## Records for this task
====================

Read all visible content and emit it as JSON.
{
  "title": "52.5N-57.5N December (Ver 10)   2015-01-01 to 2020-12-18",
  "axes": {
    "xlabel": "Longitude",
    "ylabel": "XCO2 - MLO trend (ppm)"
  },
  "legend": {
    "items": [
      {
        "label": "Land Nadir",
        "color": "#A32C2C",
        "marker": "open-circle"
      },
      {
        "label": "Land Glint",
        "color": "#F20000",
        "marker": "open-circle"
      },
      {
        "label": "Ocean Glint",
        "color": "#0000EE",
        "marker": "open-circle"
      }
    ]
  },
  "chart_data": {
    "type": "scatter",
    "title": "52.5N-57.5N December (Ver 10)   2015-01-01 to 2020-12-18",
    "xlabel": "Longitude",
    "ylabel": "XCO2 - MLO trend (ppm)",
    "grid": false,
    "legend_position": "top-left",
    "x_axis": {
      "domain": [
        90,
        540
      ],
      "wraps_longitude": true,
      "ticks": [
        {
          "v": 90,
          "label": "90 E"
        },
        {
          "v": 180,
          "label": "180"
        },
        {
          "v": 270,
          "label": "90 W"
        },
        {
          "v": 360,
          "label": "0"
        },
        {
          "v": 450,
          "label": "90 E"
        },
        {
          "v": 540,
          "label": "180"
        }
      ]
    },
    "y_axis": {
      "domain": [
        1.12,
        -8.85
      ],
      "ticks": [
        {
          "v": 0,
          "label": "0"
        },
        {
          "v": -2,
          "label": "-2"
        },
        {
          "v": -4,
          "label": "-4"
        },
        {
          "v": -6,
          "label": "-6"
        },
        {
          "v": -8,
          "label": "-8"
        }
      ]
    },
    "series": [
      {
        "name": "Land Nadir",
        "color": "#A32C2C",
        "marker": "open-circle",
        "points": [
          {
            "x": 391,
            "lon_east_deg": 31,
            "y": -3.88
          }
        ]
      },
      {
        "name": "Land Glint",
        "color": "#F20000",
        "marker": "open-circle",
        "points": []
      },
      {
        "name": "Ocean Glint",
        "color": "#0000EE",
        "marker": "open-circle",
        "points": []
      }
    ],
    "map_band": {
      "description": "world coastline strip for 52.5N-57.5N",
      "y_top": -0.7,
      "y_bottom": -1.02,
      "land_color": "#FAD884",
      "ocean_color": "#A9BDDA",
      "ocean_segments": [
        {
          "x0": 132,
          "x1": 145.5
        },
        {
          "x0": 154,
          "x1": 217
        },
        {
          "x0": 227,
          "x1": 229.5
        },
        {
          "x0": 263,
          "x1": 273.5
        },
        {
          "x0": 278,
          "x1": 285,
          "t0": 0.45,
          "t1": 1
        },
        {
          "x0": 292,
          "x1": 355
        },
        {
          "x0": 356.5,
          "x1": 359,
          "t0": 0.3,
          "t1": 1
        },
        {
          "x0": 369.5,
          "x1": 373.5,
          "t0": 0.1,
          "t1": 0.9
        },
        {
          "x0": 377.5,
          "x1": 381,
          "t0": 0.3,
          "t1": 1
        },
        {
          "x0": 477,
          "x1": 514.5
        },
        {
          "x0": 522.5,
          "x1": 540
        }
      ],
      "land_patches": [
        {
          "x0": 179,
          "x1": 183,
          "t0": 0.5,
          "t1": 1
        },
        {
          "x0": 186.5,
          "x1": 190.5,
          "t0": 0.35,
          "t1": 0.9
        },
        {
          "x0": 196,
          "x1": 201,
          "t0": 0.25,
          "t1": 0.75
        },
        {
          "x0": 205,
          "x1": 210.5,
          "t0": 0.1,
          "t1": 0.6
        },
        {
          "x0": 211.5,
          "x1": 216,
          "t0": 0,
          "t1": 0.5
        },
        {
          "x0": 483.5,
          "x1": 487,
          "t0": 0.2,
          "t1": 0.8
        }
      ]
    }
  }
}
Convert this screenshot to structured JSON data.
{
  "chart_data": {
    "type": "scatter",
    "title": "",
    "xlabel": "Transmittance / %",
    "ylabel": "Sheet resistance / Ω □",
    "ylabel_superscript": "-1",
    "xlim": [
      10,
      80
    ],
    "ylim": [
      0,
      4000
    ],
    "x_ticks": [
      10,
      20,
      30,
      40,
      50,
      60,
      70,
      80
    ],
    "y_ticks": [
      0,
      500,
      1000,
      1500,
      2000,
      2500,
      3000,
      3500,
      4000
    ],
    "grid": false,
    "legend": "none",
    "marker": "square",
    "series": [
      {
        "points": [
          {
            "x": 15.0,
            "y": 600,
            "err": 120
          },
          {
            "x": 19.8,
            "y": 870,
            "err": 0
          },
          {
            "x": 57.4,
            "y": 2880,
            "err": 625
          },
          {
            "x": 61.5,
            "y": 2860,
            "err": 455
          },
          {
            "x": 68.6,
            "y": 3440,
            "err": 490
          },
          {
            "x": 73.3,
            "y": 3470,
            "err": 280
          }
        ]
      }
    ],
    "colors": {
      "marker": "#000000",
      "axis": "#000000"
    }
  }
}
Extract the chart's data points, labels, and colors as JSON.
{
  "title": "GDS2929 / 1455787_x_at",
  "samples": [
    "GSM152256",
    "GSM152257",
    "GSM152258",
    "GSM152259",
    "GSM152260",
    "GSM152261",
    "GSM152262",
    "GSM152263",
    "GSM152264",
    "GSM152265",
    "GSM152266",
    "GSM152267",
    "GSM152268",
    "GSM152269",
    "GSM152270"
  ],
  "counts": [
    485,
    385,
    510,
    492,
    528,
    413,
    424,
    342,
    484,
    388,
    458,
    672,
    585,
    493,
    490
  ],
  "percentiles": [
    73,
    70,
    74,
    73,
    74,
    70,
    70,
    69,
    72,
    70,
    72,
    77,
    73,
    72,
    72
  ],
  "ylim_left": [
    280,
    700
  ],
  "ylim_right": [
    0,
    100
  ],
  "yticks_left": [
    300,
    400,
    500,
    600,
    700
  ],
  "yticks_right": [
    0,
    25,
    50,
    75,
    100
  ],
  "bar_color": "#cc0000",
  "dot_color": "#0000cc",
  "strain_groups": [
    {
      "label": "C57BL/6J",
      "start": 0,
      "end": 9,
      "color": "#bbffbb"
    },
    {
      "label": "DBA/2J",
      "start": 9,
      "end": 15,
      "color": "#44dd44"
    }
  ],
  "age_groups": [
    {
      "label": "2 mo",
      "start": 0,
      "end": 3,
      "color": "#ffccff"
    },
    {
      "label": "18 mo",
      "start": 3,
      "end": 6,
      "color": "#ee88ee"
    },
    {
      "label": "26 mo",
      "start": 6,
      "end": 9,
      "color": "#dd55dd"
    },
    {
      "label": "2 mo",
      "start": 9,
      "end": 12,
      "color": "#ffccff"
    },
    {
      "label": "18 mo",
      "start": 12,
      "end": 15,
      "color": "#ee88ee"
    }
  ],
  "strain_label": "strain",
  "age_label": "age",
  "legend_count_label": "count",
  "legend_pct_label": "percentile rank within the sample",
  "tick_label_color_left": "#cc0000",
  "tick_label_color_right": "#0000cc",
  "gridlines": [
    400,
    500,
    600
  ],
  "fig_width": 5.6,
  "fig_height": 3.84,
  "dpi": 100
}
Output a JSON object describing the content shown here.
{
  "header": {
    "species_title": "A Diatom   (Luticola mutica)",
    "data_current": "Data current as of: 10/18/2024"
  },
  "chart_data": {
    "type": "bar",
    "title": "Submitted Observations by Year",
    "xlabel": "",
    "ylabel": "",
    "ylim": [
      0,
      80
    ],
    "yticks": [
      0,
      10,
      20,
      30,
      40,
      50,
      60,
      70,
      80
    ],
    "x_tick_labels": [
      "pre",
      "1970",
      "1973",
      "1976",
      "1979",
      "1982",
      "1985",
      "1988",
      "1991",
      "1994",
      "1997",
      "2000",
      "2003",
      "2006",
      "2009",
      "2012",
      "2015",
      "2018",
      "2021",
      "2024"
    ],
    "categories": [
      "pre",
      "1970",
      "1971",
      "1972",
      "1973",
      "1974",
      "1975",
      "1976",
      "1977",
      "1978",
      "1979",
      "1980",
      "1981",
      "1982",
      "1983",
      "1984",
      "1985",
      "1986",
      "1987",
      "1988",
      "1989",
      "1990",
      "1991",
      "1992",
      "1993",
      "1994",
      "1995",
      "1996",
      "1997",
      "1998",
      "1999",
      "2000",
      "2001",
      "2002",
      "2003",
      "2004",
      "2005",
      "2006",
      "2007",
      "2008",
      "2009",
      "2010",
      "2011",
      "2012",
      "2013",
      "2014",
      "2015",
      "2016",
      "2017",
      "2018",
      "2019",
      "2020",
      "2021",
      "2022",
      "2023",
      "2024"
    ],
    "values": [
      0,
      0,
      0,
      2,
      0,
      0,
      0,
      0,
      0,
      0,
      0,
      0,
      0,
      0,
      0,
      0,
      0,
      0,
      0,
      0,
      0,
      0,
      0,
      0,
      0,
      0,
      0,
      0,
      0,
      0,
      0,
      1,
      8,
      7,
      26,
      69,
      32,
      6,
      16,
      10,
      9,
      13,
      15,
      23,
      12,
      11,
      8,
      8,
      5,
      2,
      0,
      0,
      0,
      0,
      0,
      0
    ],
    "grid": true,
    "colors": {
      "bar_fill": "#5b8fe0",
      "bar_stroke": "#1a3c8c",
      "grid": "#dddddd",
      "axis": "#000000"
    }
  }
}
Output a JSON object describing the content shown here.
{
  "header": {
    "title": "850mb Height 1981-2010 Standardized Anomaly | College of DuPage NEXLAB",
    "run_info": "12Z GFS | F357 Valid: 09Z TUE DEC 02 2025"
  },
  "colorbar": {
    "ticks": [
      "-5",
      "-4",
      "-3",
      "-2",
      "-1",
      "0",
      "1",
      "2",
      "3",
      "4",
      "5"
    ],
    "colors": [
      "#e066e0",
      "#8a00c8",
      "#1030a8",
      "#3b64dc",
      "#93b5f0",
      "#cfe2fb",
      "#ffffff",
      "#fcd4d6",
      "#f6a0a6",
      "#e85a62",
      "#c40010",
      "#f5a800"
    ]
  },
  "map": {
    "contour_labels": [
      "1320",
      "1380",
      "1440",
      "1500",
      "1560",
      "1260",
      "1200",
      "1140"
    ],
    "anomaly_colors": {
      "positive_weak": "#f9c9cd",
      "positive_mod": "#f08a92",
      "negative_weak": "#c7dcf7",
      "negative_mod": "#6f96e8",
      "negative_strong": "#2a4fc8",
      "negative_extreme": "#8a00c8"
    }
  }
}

====================

## Your objective
Point out every line holding the string "JSON" and copy it.

## Result of the task
Read all visible content and emit it as JSON.
Convert this screenshot to structured JSON data.
Extract the chart's data points, labels, and colors as JSON.
Output a JSON object describing the content shown here.
Output a JSON object describing the content shown here.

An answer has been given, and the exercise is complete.